### Brief
Retype the material in full, keeping every word the same.

-- Begin Data listing --

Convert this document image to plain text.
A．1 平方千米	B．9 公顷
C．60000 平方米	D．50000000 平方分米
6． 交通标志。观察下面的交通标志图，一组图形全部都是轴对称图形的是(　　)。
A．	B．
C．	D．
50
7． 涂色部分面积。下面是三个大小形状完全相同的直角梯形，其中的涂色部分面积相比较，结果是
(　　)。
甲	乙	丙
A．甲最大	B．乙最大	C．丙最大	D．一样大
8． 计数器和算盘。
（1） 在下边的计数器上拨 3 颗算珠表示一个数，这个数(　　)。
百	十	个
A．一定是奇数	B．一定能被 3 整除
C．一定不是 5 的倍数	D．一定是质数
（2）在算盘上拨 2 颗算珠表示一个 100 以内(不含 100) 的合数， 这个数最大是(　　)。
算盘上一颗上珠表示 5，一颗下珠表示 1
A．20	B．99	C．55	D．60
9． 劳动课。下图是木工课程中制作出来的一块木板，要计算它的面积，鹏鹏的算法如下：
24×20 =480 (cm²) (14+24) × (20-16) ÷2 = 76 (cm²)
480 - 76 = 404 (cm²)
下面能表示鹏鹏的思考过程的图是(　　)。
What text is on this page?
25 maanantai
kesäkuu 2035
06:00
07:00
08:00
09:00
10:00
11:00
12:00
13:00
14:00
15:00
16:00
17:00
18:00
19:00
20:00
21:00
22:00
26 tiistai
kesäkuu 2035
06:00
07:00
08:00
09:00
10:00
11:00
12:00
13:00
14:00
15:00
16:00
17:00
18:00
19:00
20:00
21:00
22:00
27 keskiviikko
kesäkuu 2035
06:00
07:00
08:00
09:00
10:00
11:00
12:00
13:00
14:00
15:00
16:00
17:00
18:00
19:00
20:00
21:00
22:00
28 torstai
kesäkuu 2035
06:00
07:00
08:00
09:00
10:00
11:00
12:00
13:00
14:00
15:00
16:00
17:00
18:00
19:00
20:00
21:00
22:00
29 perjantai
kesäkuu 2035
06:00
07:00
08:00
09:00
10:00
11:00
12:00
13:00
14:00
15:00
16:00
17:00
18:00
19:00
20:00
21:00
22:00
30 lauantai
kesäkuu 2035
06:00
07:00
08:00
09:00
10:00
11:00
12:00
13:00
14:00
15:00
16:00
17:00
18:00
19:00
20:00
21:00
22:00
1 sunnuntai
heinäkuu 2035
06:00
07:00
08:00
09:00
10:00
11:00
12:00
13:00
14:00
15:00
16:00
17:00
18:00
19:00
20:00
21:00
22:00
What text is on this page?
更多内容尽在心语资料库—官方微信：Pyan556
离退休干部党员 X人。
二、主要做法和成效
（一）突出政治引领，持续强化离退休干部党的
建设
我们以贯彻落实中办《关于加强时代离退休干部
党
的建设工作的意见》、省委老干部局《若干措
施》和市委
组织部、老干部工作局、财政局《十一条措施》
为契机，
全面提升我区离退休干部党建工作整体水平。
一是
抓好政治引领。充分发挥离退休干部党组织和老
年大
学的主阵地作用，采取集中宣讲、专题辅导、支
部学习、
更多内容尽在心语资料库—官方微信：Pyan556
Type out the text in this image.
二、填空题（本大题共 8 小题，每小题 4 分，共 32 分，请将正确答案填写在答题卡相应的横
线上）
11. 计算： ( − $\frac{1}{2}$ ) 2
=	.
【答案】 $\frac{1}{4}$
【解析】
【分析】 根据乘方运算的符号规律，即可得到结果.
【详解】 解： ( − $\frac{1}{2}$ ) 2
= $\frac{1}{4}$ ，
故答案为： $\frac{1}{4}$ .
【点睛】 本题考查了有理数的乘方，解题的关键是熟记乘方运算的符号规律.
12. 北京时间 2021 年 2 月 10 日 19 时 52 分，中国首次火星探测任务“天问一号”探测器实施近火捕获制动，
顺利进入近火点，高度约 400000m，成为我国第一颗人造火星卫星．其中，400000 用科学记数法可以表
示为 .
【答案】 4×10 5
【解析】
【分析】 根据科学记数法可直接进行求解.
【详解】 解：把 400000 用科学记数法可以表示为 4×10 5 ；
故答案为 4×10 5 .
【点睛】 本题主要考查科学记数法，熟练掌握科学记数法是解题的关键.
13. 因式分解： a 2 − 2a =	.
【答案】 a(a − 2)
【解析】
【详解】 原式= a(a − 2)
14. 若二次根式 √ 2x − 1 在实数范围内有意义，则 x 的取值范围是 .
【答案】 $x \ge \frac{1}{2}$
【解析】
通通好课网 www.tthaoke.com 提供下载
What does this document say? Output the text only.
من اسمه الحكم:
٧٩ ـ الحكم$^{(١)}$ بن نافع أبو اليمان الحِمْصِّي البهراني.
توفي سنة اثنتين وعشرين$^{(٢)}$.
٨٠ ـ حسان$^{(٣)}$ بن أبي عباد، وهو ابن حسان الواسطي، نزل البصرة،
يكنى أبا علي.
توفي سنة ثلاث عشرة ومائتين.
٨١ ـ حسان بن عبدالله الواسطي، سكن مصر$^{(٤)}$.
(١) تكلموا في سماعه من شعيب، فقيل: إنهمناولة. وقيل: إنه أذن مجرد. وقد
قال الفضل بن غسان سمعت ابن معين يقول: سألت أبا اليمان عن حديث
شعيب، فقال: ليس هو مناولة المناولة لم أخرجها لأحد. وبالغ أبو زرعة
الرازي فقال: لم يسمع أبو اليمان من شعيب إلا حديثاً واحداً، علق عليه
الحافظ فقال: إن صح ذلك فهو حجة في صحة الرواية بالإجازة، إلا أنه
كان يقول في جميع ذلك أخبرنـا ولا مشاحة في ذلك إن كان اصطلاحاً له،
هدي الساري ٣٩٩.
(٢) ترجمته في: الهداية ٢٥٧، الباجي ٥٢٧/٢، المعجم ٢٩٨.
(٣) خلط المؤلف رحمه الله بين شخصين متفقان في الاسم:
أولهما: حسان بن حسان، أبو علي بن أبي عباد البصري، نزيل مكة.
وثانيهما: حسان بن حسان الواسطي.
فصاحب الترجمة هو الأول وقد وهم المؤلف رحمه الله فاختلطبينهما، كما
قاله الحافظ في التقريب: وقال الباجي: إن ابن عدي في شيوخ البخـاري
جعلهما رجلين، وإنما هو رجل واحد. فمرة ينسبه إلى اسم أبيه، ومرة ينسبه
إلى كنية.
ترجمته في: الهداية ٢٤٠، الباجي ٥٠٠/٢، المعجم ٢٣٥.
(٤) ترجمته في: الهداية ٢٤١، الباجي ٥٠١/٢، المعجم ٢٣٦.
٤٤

-- End Data listing --

### Response to the task
Convert this document image to plain text.
A．1 平方千米	B．9 公顷
C．60000 平方米	D．50000000 平方分米
6． 交通标志。观察下面的交通标志图，一组图形全部都是轴对称图形的是(　　)。
A．	B．
C．	D．
50
7． 涂色部分面积。下面是三个大小形状完全相同的直角梯形，其中的涂色部分面积相比较，结果是
(　　)。
甲	乙	丙
A．甲最大	B．乙最大	C．丙最大	D．一样大
8． 计数器和算盘。
（1） 在下边的计数器上拨 3 颗算珠表示一个数，这个数(　　)。
百	十	个
A．一定是奇数	B．一定能被 3 整除
C．一定不是 5 的倍数	D．一定是质数
（2）在算盘上拨 2 颗算珠表示一个 100 以内(不含 100) 的合数， 这个数最大是(　　)。
算盘上一颗上珠表示 5，一颗下珠表示 1
A．20	B．99	C．55	D．60
9． 劳动课。下图是木工课程中制作出来的一块木板，要计算它的面积，鹏鹏的算法如下：
24×20 =480 (cm²) (14+24) × (20-16) ÷2 = 76 (cm²)
480 - 76 = 404 (cm²)
下面能表示鹏鹏的思考过程的图是(　　)。
What text is on this page?
25 maanantai
kesäkuu 2035
06:00
07:00
08:00
09:00
10:00
11:00
12:00
13:00
14:00
15:00
16:00
17:00
18:00
19:00
20:00
21:00
22:00
26 tiistai
kesäkuu 2035
06:00
07:00
08:00
09:00
10:00
11:00
12:00
13:00
14:00
15:00
16:00
17:00
18:00
19:00
20:00
21:00
22:00
27 keskiviikko
kesäkuu 2035
06:00
07:00
08:00
09:00
10:00
11:00
12:00
13:00
14:00
15:00
16:00
17:00
18:00
19:00
20:00
21:00
22:00
28 torstai
kesäkuu 2035
06:00
07:00
08:00
09:00
10:00
11:00
12:00
13:00
14:00
15:00
16:00
17:00
18:00
19:00
20:00
21:00
22:00
29 perjantai
kesäkuu 2035
06:00
07:00
08:00
09:00
10:00
11:00
12:00
13:00
14:00
15:00
16:00
17:00
18:00
19:00
20:00
21:00
22:00
30 lauantai
kesäkuu 2035
06:00
07:00
08:00
09:00
10:00
11:00
12:00
13:00
14:00
15:00
16:00
17:00
18:00
19:00
20:00
21:00
22:00
1 sunnuntai
heinäkuu 2035
06:00
07:00
08:00
09:00
10:00
11:00
12:00
13:00
14:00
15:00
16:00
17:00
18:00
19:00
20:00
21:00
22:00
What text is on this page?
更多内容尽在心语资料库—官方微信：Pyan556
离退休干部党员 X人。
二、主要做法和成效
（一）突出政治引领，持续强化离退休干部党的
建设
我们以贯彻落实中办《关于加强时代离退休干部
党
的建设工作的意见》、省委老干部局《若干措
施》和市委
组织部、老干部工作局、财政局《十一条措施》
为契机，
全面提升我区离退休干部党建工作整体水平。
一是
抓好政治引领。充分发挥离退休干部党组织和老
年大
学的主阵地作用，采取集中宣讲、专题辅导、支
部学习、
更多内容尽在心语资料库—官方微信：Pyan556
Type out the text in this image.
二、填空题（本大题共 8 小题，每小题 4 分，共 32 分，请将正确答案填写在答题卡相应的横
线上）
11. 计算： ( − $\frac{1}{2}$ ) 2
=	.
【答案】 $\frac{1}{4}$
【解析】
【分析】 根据乘方运算的符号规律，即可得到结果.
【详解】 解： ( − $\frac{1}{2}$ ) 2
= $\frac{1}{4}$ ，
故答案为： $\frac{1}{4}$ .
【点睛】 本题考查了有理数的乘方，解题的关键是熟记乘方运算的符号规律.
12. 北京时间 2021 年 2 月 10 日 19 时 52 分，中国首次火星探测任务“天问一号”探测器实施近火捕获制动，
顺利进入近火点，高度约 400000m，成为我国第一颗人造火星卫星．其中，400000 用科学记数法可以表
示为 .
【答案】 4×10 5
【解析】
【分析】 根据科学记数法可直接进行求解.
【详解】 解：把 400000 用科学记数法可以表示为 4×10 5 ；
故答案为 4×10 5 .
【点睛】 本题主要考查科学记数法，熟练掌握科学记数法是解题的关键.
13. 因式分解： a 2 − 2a =	.
【答案】 a(a − 2)
【解析】
【详解】 原式= a(a − 2)
14. 若二次根式 √ 2x − 1 在实数范围内有意义，则 x 的取值范围是 .
【答案】 $x \ge \frac{1}{2}$
【解析】
通通好课网 www.tthaoke.com 提供下载
What does this document say? Output the text only.
من اسمه الحكم:
٧٩ ـ الحكم$^{(١)}$ بن نافع أبو اليمان الحِمْصِّي البهراني.
توفي سنة اثنتين وعشرين$^{(٢)}$.
٨٠ ـ حسان$^{(٣)}$ بن أبي عباد، وهو ابن حسان الواسطي، نزل البصرة،
يكنى أبا علي.
توفي سنة ثلاث عشرة ومائتين.
٨١ ـ حسان بن عبدالله الواسطي، سكن مصر$^{(٤)}$.
(١) تكلموا في سماعه من شعيب، فقيل: إنهمناولة. وقيل: إنه أذن مجرد. وقد
قال الفضل بن غسان سمعت ابن معين يقول: سألت أبا اليمان عن حديث
شعيب، فقال: ليس هو مناولة المناولة لم أخرجها لأحد. وبالغ أبو زرعة
الرازي فقال: لم يسمع أبو اليمان من شعيب إلا حديثاً واحداً، علق عليه
الحافظ فقال: إن صح ذلك فهو حجة في صحة الرواية بالإجازة، إلا أنه
كان يقول في جميع ذلك أخبرنـا ولا مشاحة في ذلك إن كان اصطلاحاً له،
هدي الساري ٣٩٩.
(٢) ترجمته في: الهداية ٢٥٧، الباجي ٥٢٧/٢، المعجم ٢٩٨.
(٣) خلط المؤلف رحمه الله بين شخصين متفقان في الاسم:
أولهما: حسان بن حسان، أبو علي بن أبي عباد البصري، نزيل مكة.
وثانيهما: حسان بن حسان الواسطي.
فصاحب الترجمة هو الأول وقد وهم المؤلف رحمه الله فاختلطبينهما، كما
قاله الحافظ في التقريب: وقال الباجي: إن ابن عدي في شيوخ البخـاري
جعلهما رجلين، وإنما هو رجل واحد. فمرة ينسبه إلى اسم أبيه، ومرة ينسبه
إلى كنية.
ترجمته في: الهداية ٢٤٠، الباجي ٥٠٠/٢، المعجم ٢٣٥.
(٤) ترجمته في: الهداية ٢٤١، الباجي ٥٠١/٢، المعجم ٢٣٦.
٤٤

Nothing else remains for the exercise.